_CONSIGNE_
Recopiez à l'identique la partie qui commence à la ligne contenant « y-tick-label: 250.0000m [40,110,100,124] » et se termine à la ligne contenant « x-tick-label: 28.0 [182,407,206,421] », ces deux lignes comprises.

_ENTRÉES FOURNIES_
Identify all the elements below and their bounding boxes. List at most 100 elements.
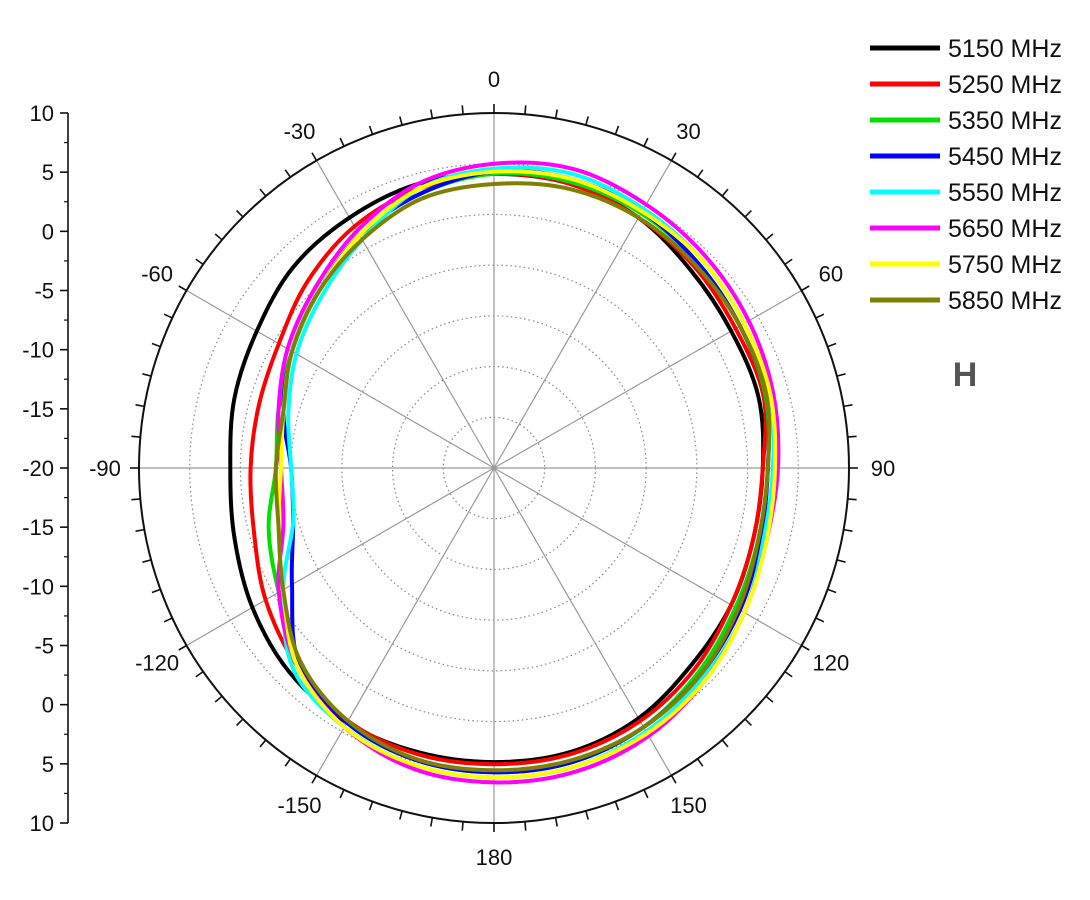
angle-tick-mark [643, 137, 649, 147]
angle-tick-mark [236, 718, 244, 726]
grid-spoke [493, 289, 802, 469]
angle-tick-mark [744, 210, 752, 218]
angle-tick-mark [430, 817, 434, 827]
angle-tick-label: -30 [284, 119, 316, 144]
radial-tick-label: -10 [22, 338, 54, 363]
series-line [228, 171, 766, 765]
grid-spoke [315, 160, 495, 469]
series-line [273, 181, 772, 773]
angle-tick-label: 90 [871, 456, 895, 481]
angle-tick-mark [368, 125, 374, 135]
angle-tick-mark [142, 373, 152, 377]
angle-tick-mark [765, 695, 774, 703]
angle-tick-mark [214, 695, 223, 703]
angle-tick-mark [461, 105, 464, 115]
angle-tick-mark [765, 233, 774, 241]
angle-tick-mark [524, 821, 527, 831]
angle-tick-label: 150 [670, 793, 707, 818]
angle-tick-mark [399, 116, 403, 126]
angle-tick-label: -150 [277, 793, 321, 818]
angle-tick-mark [815, 617, 825, 623]
radial-tick-label: 0 [42, 219, 54, 244]
angle-tick-label: -60 [141, 262, 173, 287]
legend-label: 5150 MHz [948, 35, 1062, 63]
angle-tick-mark [311, 152, 318, 161]
radial-tick-label: 5 [42, 160, 54, 185]
grid-spoke [493, 467, 802, 647]
angle-tick-mark [311, 775, 318, 784]
angle-tick-mark [178, 644, 187, 651]
angle-tick-mark [801, 285, 810, 292]
angle-tick-mark [614, 125, 620, 135]
angle-tick-mark [131, 498, 141, 501]
angle-tick-mark [195, 258, 204, 266]
angle-tick-mark [163, 313, 173, 319]
angle-tick-mark [142, 559, 152, 563]
radial-axis: 10 5 0 -5 -10 -15 -20 -15 -10 -5 0 5 10 [22, 101, 69, 836]
angle-tick-label: 0 [488, 67, 500, 92]
angle-tick-mark [670, 775, 677, 784]
angle-tick-mark [368, 801, 374, 811]
series-line [276, 169, 778, 780]
legend: 5150 MHz 5250 MHz 5350 MHz 5450 MHz 5550 MHz… [870, 35, 1062, 315]
legend-label: 5350 MHz [948, 107, 1062, 135]
series-lines [228, 160, 781, 785]
angle-tick-mark [614, 801, 620, 811]
angle-tick-mark [151, 342, 161, 348]
angle-tick-mark [163, 617, 173, 623]
legend-label: 5250 MHz [948, 71, 1062, 99]
angle-tick-mark [151, 588, 161, 594]
angle-tick-mark [399, 810, 403, 820]
angle-tick-mark [643, 789, 649, 799]
grid-spoke [493, 160, 673, 469]
angle-tick-label: 180 [476, 845, 513, 870]
angle-tick-mark [696, 169, 704, 178]
angle-tick-mark [259, 739, 267, 748]
angle-tick-label: 60 [819, 262, 843, 287]
radial-tick-label: 0 [42, 693, 54, 718]
angle-tick-mark [236, 210, 244, 218]
angle-tick-mark [815, 313, 825, 319]
angle-tick-mark [843, 404, 853, 408]
angle-tick-mark [135, 528, 145, 532]
angle-tick-mark [721, 188, 729, 197]
legend-label: 5850 MHz [948, 287, 1062, 315]
angle-tick-mark [461, 821, 464, 831]
legend-label: 5550 MHz [948, 179, 1062, 207]
angle-tick-mark [843, 528, 853, 532]
radial-tick-label: -20 [22, 456, 54, 481]
angle-tick-labels: 0 30 60 90 120 150 180 -150 -120 -90 -60 -30 [89, 67, 895, 870]
angle-tick-mark [827, 588, 837, 594]
angle-tick-mark [721, 739, 729, 748]
angle-tick-mark [585, 116, 589, 126]
angle-tick-mark [284, 758, 292, 767]
polar-grid [130, 104, 858, 832]
grid-spoke [493, 467, 673, 776]
angle-tick-mark [670, 152, 677, 161]
legend-label: 5650 MHz [948, 215, 1062, 243]
angle-tick-mark [847, 435, 857, 438]
angle-tick-mark [259, 188, 267, 197]
angle-tick-mark [585, 810, 589, 820]
angle-tick-mark [284, 169, 292, 178]
radial-tick-label: 5 [42, 752, 54, 777]
angle-tick-mark [430, 109, 434, 119]
angle-tick-mark [131, 435, 141, 438]
angle-tick-mark [339, 789, 345, 799]
angle-tick-mark [214, 233, 223, 241]
angle-tick-mark [847, 498, 857, 501]
angle-tick-mark [135, 404, 145, 408]
legend-label: 5750 MHz [948, 251, 1062, 279]
radial-tick-label: -10 [22, 574, 54, 599]
radial-tick-label: -15 [22, 397, 54, 422]
grid-spoke [186, 289, 495, 469]
angle-tick-label: -120 [135, 651, 179, 676]
angle-tick-mark [339, 137, 345, 147]
grid-spoke [186, 467, 495, 647]
angle-tick-mark [554, 817, 558, 827]
series-line [248, 171, 768, 767]
legend-label: 5450 MHz [948, 143, 1062, 171]
angle-tick-mark [195, 670, 204, 678]
angle-tick-label: 120 [813, 651, 850, 676]
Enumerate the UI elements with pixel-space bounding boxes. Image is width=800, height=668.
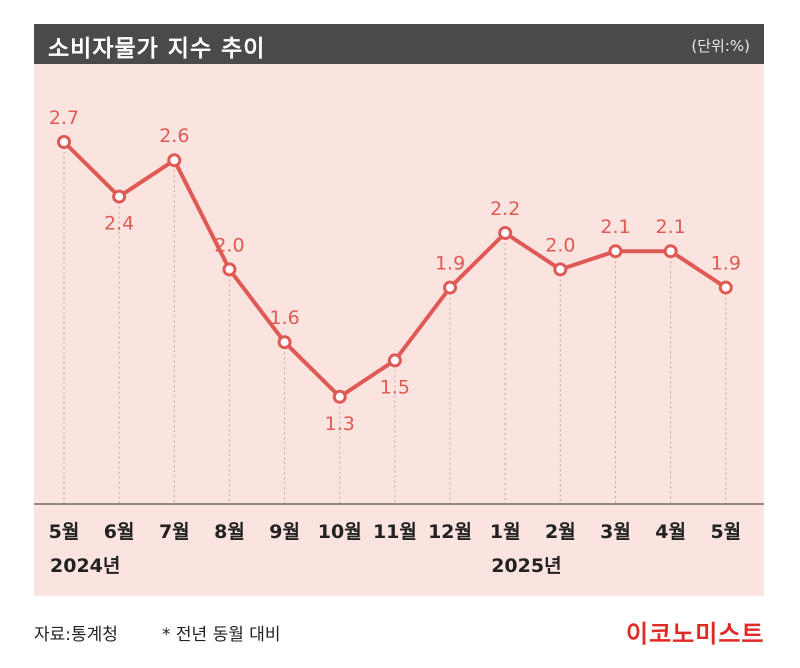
- data-label: 2.2: [490, 198, 520, 220]
- year-label: 2024년: [50, 555, 120, 577]
- data-point: [167, 153, 182, 168]
- data-label: 1.6: [269, 307, 299, 329]
- data-point: [387, 353, 402, 368]
- data-points: [57, 135, 733, 404]
- plot-area: [34, 64, 764, 596]
- data-point: [57, 135, 71, 149]
- chart-title: 소비자물가 지수 추이: [48, 36, 266, 62]
- data-label: 2.0: [214, 234, 244, 256]
- x-tick-label: 6월: [104, 521, 135, 543]
- year-label: 2025년: [491, 555, 561, 577]
- data-label: 2.0: [545, 234, 575, 256]
- line-chart: 2.72.42.62.01.61.31.51.92.22.02.1 2.11.9 …: [34, 107, 764, 577]
- unit-label: (단위:%): [691, 37, 750, 55]
- x-tick-labels: 5월 6월 7월 8월 9월 10월 11월 12월 1월 2월 3월 4월 5월: [49, 521, 742, 543]
- note-text: * 전년 동월 대비: [162, 625, 281, 645]
- x-tick-label: 10월: [318, 521, 362, 543]
- data-label: 2.1: [656, 216, 686, 238]
- year-labels: 2024년 2025년: [50, 555, 562, 577]
- data-label: 1.5: [380, 376, 410, 398]
- x-tick-label: 3월: [600, 521, 631, 543]
- data-label: 1.9: [711, 253, 741, 275]
- x-tick-label: 7월: [159, 521, 190, 543]
- data-point: [663, 244, 678, 259]
- x-tick-label: 2월: [545, 521, 576, 543]
- data-label: 2.6: [159, 125, 189, 147]
- data-point: [222, 262, 237, 277]
- publisher-logo: 이코노미스트: [626, 620, 765, 648]
- gridlines: [63, 142, 727, 504]
- data-point: [277, 335, 292, 350]
- x-tick-label: 11월: [373, 521, 417, 543]
- source-text: 자료:통계청: [34, 625, 118, 645]
- x-tick-label: 4월: [655, 521, 686, 543]
- data-point: [112, 189, 127, 204]
- x-tick-label: 5월: [710, 521, 741, 543]
- data-point: [332, 389, 347, 404]
- x-tick-label: 8월: [214, 521, 245, 543]
- data-label: 2.1: [600, 216, 630, 238]
- data-point: [608, 244, 623, 259]
- data-point: [553, 262, 568, 277]
- data-point: [443, 280, 458, 295]
- x-tick-label: 1월: [490, 521, 521, 543]
- chart-header: 소비자물가 지수 추이 (단위:%): [34, 24, 764, 64]
- data-label: 1.9: [435, 253, 465, 275]
- x-tick-label: 12월: [428, 521, 472, 543]
- data-labels: 2.7 2.4 2.6 2.0 1.6 1.3 1.5 1.9 2.2 2.0 2.1 2.1 1.9: [49, 107, 741, 435]
- data-label: 2.4: [104, 213, 134, 235]
- data-label: 2.7: [49, 107, 79, 129]
- x-tick-label: 5월: [49, 521, 80, 543]
- data-point: [718, 280, 733, 295]
- data-label: 1.3: [325, 413, 355, 435]
- x-tick-label: 9월: [269, 521, 300, 543]
- data-point: [498, 226, 513, 240]
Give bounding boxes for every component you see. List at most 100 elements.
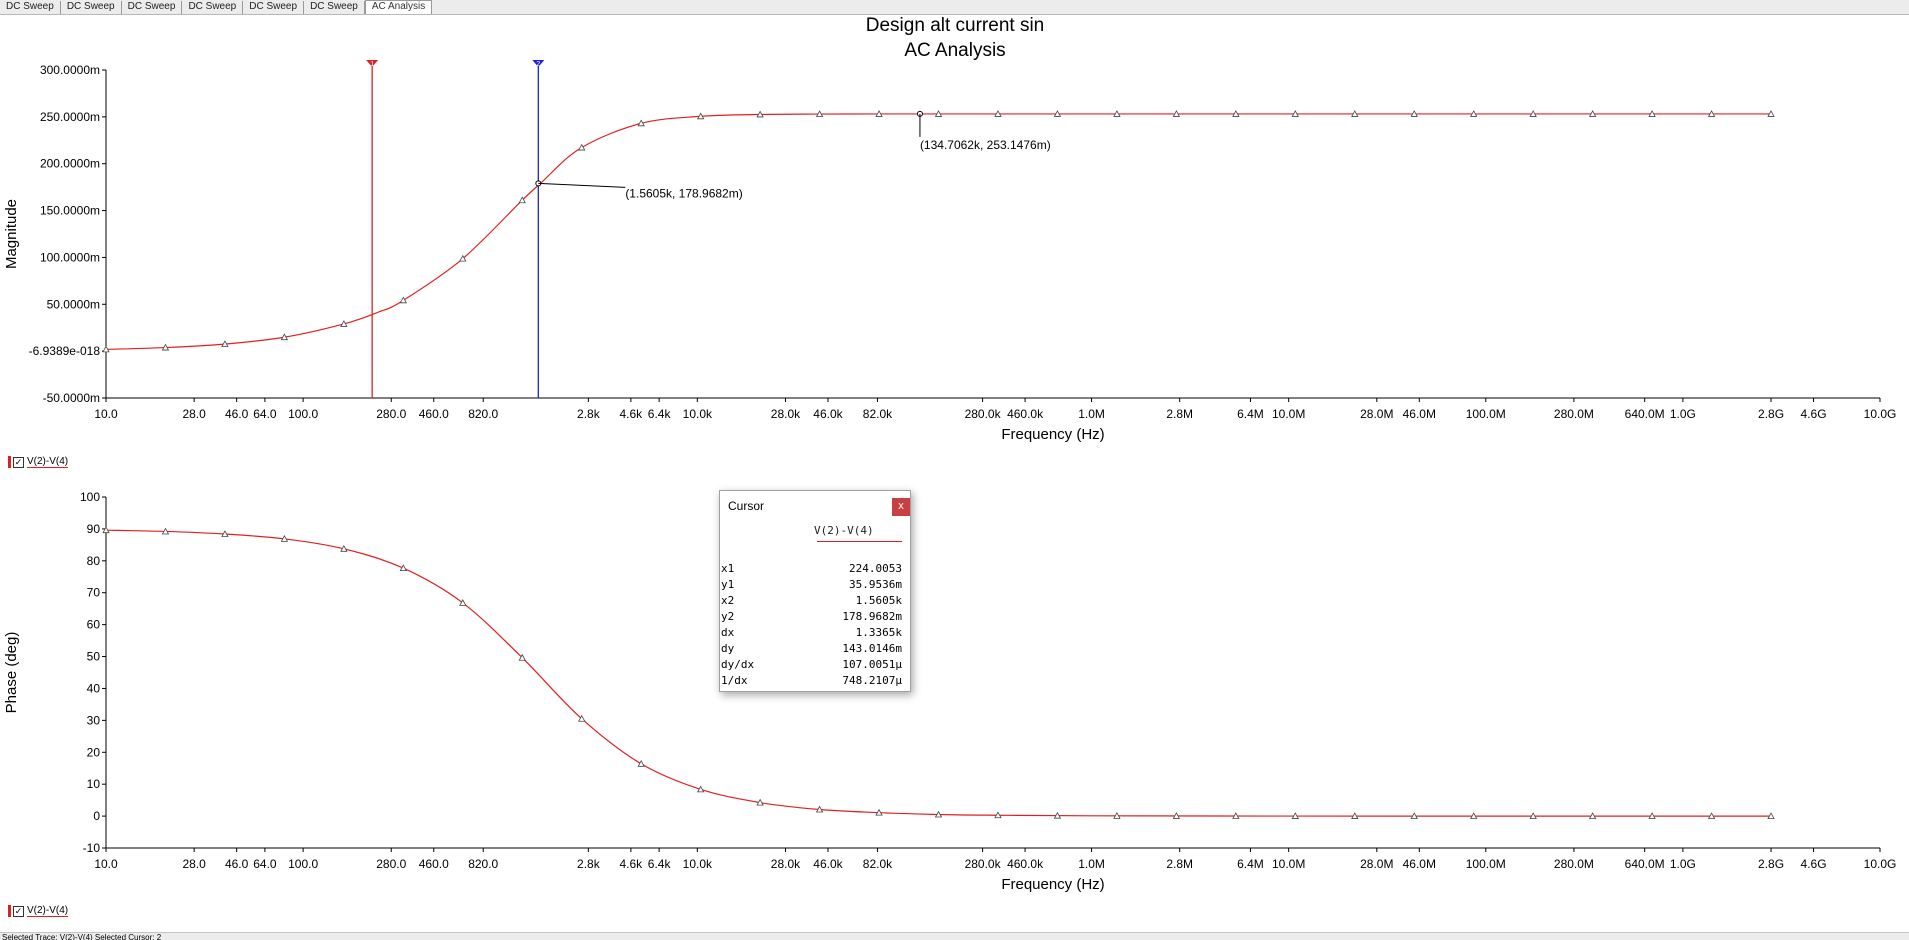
y-tick-label: 250.0000m [40,110,100,124]
cursor-row-key: x1 [721,562,735,575]
x-tick-label: 640.0M [1625,407,1665,421]
tab-dc-sweep-1[interactable]: DC Sweep [61,1,122,14]
y-tick-label: 60 [87,618,101,632]
data-point [1410,812,1418,819]
x-tick-label: 1.0M [1078,857,1105,871]
data-point [1648,110,1656,117]
data-point [221,530,229,537]
data-point [875,110,883,117]
x-tick-label: 100.0 [288,407,318,421]
x-tick-label: 2.8G [1758,857,1784,871]
y-tick-label: 70 [87,586,101,600]
cursor-row-value: 224.0053 [849,562,902,575]
data-point [340,320,348,327]
x-tick-label: 46.0k [813,407,843,421]
cursor-row-key: 1/dx [721,674,748,687]
trace-visible-checkbox[interactable]: ✓ [13,905,24,917]
x-tick-label: 28.0 [182,857,206,871]
data-point [1172,812,1181,819]
trace-marker [8,456,11,468]
y-axis-label: Phase (deg) [3,632,20,714]
x-tick-label: 10.0 [94,407,118,421]
x-tick-label: 46.0M [1403,857,1436,871]
status-bar: Selected Trace: V(2)-V(4) Selected Curso… [0,932,1909,940]
tab-dc-sweep-3[interactable]: DC Sweep [182,1,244,14]
legend-label: V(2)-V(4) [27,455,69,468]
x-tick-label: 28.0k [771,407,801,421]
data-point [637,119,645,127]
data-point [280,535,289,542]
data-point [1232,812,1240,819]
data-point [1648,812,1656,819]
data-point [696,112,705,120]
x-tick-label: 64.0 [253,407,277,421]
x-tick-label: 4.6k [620,857,644,871]
cursor-row-key: y1 [721,578,735,591]
cursor-row: 1/dx 748.2107µ [721,673,902,689]
data-point [518,653,526,661]
y-tick-label: 50 [87,650,101,664]
data-point [1291,110,1299,117]
y-tick-label: 50.0000m [47,297,100,311]
x-tick-label: 280.0M [1554,857,1594,871]
y-tick-label: 100.0000m [40,250,100,264]
data-point [161,527,170,535]
x-axis-label: Frequency (Hz) [1001,426,1104,443]
tab-bar: DC Sweep DC Sweep DC Sweep DC Sweep DC Sweep… [0,0,1909,15]
x-tick-label: 82.0k [863,407,893,421]
x-tick-label: 46.0 [225,407,249,421]
tab-dc-sweep-5[interactable]: DC Sweep [304,1,365,14]
data-point [1470,812,1478,819]
x-tick-label: 100.0M [1466,407,1506,421]
y-tick-label: 100 [80,490,100,504]
cursor-window-titlebar[interactable]: Cursor x [720,491,910,517]
x-tick-label: 1.0G [1670,857,1696,871]
x-tick-label: 28.0 [182,407,206,421]
chart-title-line1: Design alt current sin [865,15,1045,36]
cursor-row: y1 35.9536m [721,577,902,593]
trace-marker [8,905,11,917]
x-tick-label: 4.6G [1801,407,1827,421]
y-tick-label: 80 [87,554,101,568]
x-tick-label: 1.0G [1670,407,1696,421]
x-tick-label: 2.8G [1758,407,1784,421]
data-point [399,564,408,572]
close-icon[interactable]: x [892,498,910,516]
data-point [1707,812,1716,819]
tab-dc-sweep-4[interactable]: DC Sweep [243,1,305,14]
data-point [518,196,526,204]
data-point [1291,812,1299,819]
annotation-label: (134.7062k, 253.1476m) [920,138,1051,152]
tab-dc-sweep-2[interactable]: DC Sweep [122,1,183,14]
data-point [1588,812,1597,819]
data-point [994,110,1002,117]
data-point [1529,812,1537,819]
data-point [756,798,764,806]
y-tick-label: 20 [87,745,101,759]
y-tick-label: -50.0000m [43,391,100,405]
data-point [1410,110,1418,117]
series-line [105,529,1772,817]
phase-legend[interactable]: ✓ V(2)-V(4) [8,904,69,918]
data-point [1053,110,1062,117]
x-tick-label: 10.0 [94,857,118,871]
y-axis-label: Magnitude [3,199,20,269]
chart-title-line2: AC Analysis [904,40,1006,61]
tab-dc-sweep-0[interactable]: DC Sweep [0,1,61,14]
cursor-window[interactable]: Cursor x V(2)-V(4) x1 224.0053 y1 35.9536m x… [719,490,911,692]
cursor-row-key: y2 [721,610,735,623]
trace-visible-checkbox[interactable]: ✓ [13,456,24,468]
x-tick-label: 640.0M [1625,857,1665,871]
x-tick-label: 820.0 [468,857,498,871]
tab-ac-analysis-6[interactable]: AC Analysis [364,0,433,14]
x-tick-label: 10.0G [1864,857,1897,871]
x-tick-label: 64.0 [253,857,277,871]
data-point [1113,110,1121,117]
cursor-row: x2 1.5605k [721,593,902,609]
x-tick-label: 10.0M [1272,407,1305,421]
cursor-2-handle-icon [532,60,545,67]
magnitude-legend[interactable]: ✓ V(2)-V(4) [8,455,69,469]
cursor-row-key: dy [721,642,735,655]
data-point [578,143,586,151]
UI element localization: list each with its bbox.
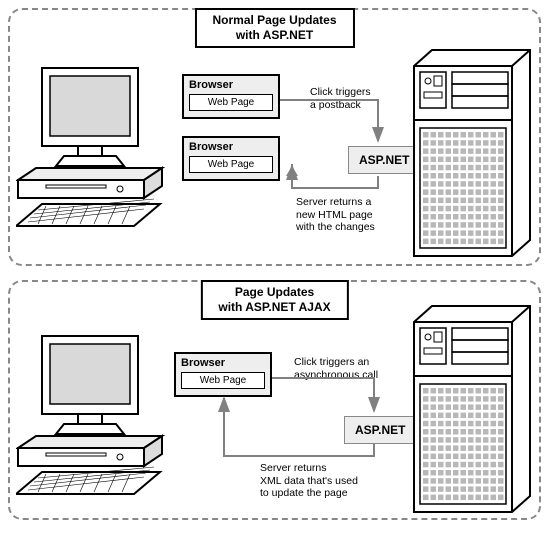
ann-line: to update the page xyxy=(260,487,358,500)
annotation-request: Click triggers an asynchronous call xyxy=(294,356,378,381)
panel-title: Normal Page Updates with ASP.NET xyxy=(194,8,354,48)
client-computer-icon xyxy=(16,330,166,500)
web-page-label: Web Page xyxy=(181,372,265,389)
title-line: Page Updates xyxy=(218,285,330,300)
ann-line: Server returns xyxy=(260,462,358,475)
aspnet-box: ASP.NET xyxy=(348,146,420,174)
title-line: Normal Page Updates xyxy=(212,13,336,28)
panel-title: Page Updates with ASP.NET AJAX xyxy=(200,280,348,320)
browser-label: Browser xyxy=(181,357,265,369)
ann-line: Server returns a xyxy=(296,196,375,209)
web-page-label: Web Page xyxy=(189,94,273,111)
title-line: with ASP.NET xyxy=(212,28,336,43)
annotation-response: Server returns XML data that's used to u… xyxy=(260,462,358,500)
browser-box-request: Browser Web Page xyxy=(182,74,280,119)
panel-ajax-updates: Page Updates with ASP.NET AJAX Browser W… xyxy=(8,280,541,520)
browser-label: Browser xyxy=(189,141,273,153)
browser-box-response: Browser Web Page xyxy=(182,136,280,181)
browser-box: Browser Web Page xyxy=(174,352,272,397)
server-vent-icon xyxy=(412,48,532,258)
browser-label: Browser xyxy=(189,79,273,91)
aspnet-box: ASP.NET xyxy=(344,416,416,444)
ann-line: Click triggers xyxy=(310,86,371,99)
ann-line: with the changes xyxy=(296,221,375,234)
title-line: with ASP.NET AJAX xyxy=(218,300,330,315)
annotation-request: Click triggers a postback xyxy=(310,86,371,111)
web-page-label: Web Page xyxy=(189,156,273,173)
ann-line: a postback xyxy=(310,99,371,112)
server-tower-icon xyxy=(412,304,532,514)
panel-normal-updates: Normal Page Updates with ASP.NET Browser xyxy=(8,8,541,266)
annotation-response: Server returns a new HTML page with the … xyxy=(296,196,375,234)
ann-line: new HTML page xyxy=(296,209,375,222)
ann-line: asynchronous call xyxy=(294,369,378,382)
ann-line: Click triggers an xyxy=(294,356,378,369)
ann-line: XML data that's used xyxy=(260,475,358,488)
client-computer-icon xyxy=(16,62,166,232)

_RÉSULTAT ATTENDU_
y-tick-label: 250.0000m [40,110,100,124]
cursor-row-key: x1 [721,562,735,575]
x-tick-label: 640.0M [1625,407,1665,421]
tab-dc-sweep-1[interactable]: DC Sweep [61,1,122,14]
y-tick-label: 60 [87,618,101,632]
data-point [1410,812,1418,819]
x-tick-label: 1.0M [1078,857,1105,871]
data-point [1648,110,1656,117]
data-point [221,530,229,537]
data-point [875,110,883,117]
x-tick-label: 100.0 [288,407,318,421]
x-tick-label: 2.8G [1758,857,1784,871]
y-tick-label: 70 [87,586,101,600]
cursor-row-value: 224.0053 [849,562,902,575]
data-point [340,320,348,327]
x-tick-label: 46.0k [813,407,843,421]
cursor-row-key: 1/dx [721,674,748,687]
trace-visible-checkbox[interactable]: ✓ [13,905,24,917]
x-tick-label: 28.0 [182,857,206,871]
data-point [1172,812,1181,819]
trace-marker [8,456,11,468]
y-axis-label: Phase (deg) [3,632,20,714]
x-tick-label: 10.0 [94,407,118,421]
x-tick-label: 46.0M [1403,857,1436,871]
status-bar: Selected Trace: V(2)-V(4) Selected Curso… [0,932,1909,940]
tab-dc-sweep-3[interactable]: DC Sweep [182,1,244,14]
legend-label: V(2)-V(4) [27,455,69,468]
x-tick-label: 28.0k [771,407,801,421]
data-point [637,119,645,127]
data-point [280,535,289,542]
data-point [1232,812,1240,819]
data-point [1648,812,1656,819]
data-point [696,112,705,120]
x-tick-label: 64.0 [253,407,277,421]
x-tick-label: 4.6k [620,857,644,871]
cursor-row-key: y1 [721,578,735,591]
cursor-row: 1/dx 748.2107µ [721,673,902,689]
data-point [518,653,526,661]
y-tick-label: 50 [87,650,101,664]
data-point [1291,110,1299,117]
y-tick-label: 50.0000m [47,297,100,311]
x-tick-label: 280.0M [1554,857,1594,871]
y-tick-label: 100.0000m [40,250,100,264]
data-point [161,527,170,535]
x-axis-label: Frequency (Hz) [1001,426,1104,443]
tab-bar: DC Sweep DC Sweep DC Sweep DC Sweep DC Sweep… [0,0,1909,15]
x-tick-label: 82.0k [863,407,893,421]
x-tick-label: 46.0 [225,407,249,421]
tab-dc-sweep-5[interactable]: DC Sweep [304,1,365,14]
data-point [1470,812,1478,819]
x-tick-label: 100.0M [1466,407,1506,421]
y-tick-label: 100 [80,490,100,504]
cursor-window-titlebar[interactable]: Cursor x [720,491,910,517]
x-tick-label: 1.0G [1670,857,1696,871]
x-tick-label: 28.0 [182,407,206,421]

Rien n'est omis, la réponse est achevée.